** Start of LISTED RECORDS **

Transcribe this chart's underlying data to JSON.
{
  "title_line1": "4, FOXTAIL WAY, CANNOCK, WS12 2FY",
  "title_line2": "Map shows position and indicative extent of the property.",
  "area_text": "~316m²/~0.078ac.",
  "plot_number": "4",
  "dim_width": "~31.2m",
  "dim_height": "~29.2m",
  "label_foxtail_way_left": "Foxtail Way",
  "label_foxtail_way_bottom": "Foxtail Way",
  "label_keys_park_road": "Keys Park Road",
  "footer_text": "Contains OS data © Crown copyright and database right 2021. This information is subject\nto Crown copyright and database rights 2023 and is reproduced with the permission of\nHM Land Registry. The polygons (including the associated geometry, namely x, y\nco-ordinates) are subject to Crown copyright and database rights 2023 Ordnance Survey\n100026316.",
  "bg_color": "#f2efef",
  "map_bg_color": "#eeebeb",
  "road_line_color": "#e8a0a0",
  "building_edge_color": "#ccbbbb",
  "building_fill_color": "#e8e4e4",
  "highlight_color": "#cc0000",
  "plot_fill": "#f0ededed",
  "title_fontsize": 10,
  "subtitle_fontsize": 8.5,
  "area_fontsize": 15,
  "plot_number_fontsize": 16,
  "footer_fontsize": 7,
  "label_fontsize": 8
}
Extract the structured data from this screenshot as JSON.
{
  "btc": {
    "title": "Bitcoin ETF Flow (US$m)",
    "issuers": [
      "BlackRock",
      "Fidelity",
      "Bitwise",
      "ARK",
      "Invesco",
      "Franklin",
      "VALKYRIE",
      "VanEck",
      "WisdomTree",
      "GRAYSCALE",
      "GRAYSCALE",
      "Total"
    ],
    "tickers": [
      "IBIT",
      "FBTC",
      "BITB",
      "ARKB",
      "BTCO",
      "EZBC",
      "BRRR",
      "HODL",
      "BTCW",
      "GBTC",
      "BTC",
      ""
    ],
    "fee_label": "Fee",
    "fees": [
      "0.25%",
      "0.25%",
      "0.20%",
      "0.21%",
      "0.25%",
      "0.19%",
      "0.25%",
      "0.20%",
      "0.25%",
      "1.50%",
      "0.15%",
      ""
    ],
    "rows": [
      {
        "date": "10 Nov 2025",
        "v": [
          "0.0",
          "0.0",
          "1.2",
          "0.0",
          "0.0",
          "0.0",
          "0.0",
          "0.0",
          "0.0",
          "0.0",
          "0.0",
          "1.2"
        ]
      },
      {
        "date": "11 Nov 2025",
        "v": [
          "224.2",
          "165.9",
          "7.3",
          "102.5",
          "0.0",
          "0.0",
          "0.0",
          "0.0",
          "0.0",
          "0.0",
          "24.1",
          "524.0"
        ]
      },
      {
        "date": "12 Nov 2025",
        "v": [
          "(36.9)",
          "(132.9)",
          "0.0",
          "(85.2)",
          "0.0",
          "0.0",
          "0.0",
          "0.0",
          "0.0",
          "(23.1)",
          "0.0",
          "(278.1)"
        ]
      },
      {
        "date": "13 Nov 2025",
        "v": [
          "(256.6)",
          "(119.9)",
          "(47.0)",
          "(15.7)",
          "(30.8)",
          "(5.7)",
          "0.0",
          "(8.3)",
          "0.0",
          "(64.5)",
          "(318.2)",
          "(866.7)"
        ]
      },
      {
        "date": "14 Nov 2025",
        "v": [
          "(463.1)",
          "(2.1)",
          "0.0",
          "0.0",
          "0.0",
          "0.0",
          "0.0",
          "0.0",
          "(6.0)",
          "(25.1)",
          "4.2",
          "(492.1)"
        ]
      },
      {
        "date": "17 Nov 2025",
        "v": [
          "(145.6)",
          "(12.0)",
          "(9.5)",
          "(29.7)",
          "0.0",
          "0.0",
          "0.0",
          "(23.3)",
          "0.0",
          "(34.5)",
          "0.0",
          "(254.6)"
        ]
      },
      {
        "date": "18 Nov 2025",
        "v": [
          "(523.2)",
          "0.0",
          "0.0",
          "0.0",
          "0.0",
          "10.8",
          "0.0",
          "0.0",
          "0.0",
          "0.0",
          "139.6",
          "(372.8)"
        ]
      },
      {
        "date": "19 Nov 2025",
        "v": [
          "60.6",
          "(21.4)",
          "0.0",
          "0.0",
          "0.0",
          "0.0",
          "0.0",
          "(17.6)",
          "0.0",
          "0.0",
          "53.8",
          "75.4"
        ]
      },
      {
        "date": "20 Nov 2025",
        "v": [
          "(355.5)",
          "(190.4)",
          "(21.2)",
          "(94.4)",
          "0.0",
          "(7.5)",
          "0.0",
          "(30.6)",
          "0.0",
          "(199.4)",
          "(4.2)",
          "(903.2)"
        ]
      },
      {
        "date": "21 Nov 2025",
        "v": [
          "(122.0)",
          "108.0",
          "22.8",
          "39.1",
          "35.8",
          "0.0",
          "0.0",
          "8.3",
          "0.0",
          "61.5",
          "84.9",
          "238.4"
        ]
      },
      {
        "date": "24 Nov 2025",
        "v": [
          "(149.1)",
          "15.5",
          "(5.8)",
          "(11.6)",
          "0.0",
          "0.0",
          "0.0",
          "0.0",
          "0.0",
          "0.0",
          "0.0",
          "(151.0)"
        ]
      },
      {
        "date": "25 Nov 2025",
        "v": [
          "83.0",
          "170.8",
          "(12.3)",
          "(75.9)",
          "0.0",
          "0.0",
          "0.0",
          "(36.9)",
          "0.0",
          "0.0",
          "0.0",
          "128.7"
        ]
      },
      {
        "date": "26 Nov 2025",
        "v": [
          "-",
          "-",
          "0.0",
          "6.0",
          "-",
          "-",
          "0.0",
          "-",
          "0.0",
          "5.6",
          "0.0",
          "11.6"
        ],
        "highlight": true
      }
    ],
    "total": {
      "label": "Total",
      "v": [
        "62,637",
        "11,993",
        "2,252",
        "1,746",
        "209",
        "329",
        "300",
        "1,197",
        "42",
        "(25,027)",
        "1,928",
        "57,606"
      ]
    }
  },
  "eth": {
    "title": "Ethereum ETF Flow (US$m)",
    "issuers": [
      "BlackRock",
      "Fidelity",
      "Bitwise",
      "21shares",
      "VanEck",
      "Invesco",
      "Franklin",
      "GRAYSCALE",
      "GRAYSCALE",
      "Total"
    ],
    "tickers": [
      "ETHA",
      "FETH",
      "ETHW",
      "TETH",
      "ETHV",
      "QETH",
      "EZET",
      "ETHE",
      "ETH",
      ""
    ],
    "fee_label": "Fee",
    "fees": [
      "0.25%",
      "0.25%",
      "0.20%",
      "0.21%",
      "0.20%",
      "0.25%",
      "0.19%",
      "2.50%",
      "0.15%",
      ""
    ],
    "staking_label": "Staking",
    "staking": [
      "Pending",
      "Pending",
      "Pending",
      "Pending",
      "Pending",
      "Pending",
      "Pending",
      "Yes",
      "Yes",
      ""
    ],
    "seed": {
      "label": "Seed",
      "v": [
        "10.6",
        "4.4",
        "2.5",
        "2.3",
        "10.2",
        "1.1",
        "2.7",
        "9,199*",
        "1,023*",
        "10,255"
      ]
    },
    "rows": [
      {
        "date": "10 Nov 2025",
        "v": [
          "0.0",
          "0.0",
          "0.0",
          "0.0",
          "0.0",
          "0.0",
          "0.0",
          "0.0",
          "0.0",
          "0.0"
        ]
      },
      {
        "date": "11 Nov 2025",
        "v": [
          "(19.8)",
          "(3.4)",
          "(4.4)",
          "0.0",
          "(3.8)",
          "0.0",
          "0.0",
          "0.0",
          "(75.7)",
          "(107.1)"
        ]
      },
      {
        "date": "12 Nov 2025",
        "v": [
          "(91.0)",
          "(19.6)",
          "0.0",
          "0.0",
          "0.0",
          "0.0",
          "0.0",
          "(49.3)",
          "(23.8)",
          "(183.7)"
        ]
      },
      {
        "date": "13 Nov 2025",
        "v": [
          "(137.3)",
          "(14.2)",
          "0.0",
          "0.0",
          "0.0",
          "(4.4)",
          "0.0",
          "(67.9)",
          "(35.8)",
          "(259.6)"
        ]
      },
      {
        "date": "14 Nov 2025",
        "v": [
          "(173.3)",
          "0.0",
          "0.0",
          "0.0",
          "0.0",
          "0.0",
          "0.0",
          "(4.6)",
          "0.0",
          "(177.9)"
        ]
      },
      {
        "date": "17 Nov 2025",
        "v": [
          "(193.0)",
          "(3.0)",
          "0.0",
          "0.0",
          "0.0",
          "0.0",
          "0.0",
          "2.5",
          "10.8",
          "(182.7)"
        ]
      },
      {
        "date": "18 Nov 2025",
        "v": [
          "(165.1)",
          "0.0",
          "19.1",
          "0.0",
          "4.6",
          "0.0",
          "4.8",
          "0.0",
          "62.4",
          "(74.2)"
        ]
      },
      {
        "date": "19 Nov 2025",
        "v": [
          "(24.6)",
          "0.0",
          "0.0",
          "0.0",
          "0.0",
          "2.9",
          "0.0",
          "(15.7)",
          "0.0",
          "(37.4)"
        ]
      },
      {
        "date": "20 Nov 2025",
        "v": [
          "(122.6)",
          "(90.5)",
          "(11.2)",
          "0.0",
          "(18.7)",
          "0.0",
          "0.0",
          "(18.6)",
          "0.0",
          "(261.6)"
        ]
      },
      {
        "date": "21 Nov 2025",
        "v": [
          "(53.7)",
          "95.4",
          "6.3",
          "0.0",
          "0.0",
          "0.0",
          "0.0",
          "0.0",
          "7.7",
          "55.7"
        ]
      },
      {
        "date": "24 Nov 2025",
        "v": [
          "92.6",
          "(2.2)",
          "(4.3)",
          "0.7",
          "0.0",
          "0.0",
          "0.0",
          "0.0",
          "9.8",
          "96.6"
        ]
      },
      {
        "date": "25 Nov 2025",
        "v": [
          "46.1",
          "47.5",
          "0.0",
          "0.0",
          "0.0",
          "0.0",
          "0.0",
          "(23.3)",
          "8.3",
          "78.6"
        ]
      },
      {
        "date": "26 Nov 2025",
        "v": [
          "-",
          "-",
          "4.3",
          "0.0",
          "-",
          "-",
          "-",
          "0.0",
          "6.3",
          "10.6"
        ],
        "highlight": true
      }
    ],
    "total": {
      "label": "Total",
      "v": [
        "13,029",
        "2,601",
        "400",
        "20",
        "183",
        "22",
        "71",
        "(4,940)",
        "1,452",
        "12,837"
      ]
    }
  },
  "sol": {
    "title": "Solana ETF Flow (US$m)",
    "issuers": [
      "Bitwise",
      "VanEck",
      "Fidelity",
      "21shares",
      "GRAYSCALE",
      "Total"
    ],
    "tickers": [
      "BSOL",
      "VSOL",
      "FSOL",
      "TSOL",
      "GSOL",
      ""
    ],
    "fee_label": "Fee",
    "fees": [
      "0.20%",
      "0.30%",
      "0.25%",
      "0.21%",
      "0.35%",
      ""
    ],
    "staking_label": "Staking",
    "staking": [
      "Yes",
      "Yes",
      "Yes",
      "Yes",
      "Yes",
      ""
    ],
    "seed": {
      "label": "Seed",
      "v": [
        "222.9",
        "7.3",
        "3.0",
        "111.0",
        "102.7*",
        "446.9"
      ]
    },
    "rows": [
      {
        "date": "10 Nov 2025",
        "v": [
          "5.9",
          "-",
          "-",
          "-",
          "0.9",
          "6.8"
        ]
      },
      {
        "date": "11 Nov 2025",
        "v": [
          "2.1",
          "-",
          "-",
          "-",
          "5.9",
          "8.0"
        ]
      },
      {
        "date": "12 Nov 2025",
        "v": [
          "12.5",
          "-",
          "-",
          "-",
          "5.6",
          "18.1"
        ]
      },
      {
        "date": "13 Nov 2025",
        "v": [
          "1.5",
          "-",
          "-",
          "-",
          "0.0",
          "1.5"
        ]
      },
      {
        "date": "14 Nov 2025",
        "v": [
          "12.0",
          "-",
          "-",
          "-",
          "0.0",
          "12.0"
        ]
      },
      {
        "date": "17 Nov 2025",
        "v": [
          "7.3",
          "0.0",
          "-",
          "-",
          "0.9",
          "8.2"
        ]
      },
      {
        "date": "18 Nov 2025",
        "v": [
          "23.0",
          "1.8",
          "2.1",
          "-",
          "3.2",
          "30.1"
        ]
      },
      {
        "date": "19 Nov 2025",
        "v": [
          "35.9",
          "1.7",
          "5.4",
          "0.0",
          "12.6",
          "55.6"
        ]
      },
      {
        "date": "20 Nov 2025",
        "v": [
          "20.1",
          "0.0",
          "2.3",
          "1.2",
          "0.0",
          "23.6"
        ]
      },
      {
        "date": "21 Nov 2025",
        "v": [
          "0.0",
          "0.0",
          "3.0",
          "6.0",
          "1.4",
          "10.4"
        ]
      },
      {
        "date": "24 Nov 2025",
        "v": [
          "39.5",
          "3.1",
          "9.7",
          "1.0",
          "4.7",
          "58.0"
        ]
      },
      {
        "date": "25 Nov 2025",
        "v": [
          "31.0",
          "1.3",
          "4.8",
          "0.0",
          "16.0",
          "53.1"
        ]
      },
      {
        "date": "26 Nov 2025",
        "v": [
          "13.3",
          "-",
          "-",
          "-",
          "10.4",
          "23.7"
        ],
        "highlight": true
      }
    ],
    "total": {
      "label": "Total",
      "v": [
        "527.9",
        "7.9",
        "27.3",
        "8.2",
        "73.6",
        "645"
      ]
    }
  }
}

** End of LISTED RECORDS **

WHAT YOU NEED TO DO —
Return all lines containing the word "data".

COMPLETED TASK —
Transcribe this chart's underlying data to JSON.
  "footer_text": "Contains OS data © Crown copyright and database right 2021. This information is subject\nto Crown copyright and database rights 2023 and is reproduced with the permission of\nHM Land Registry. The polygons (including the associated geometry, namely x, y\nco-ordinates) are subject to Crown copyright and database rights 2023 Ordnance Survey\n100026316.",
Extract the structured data from this screenshot as JSON.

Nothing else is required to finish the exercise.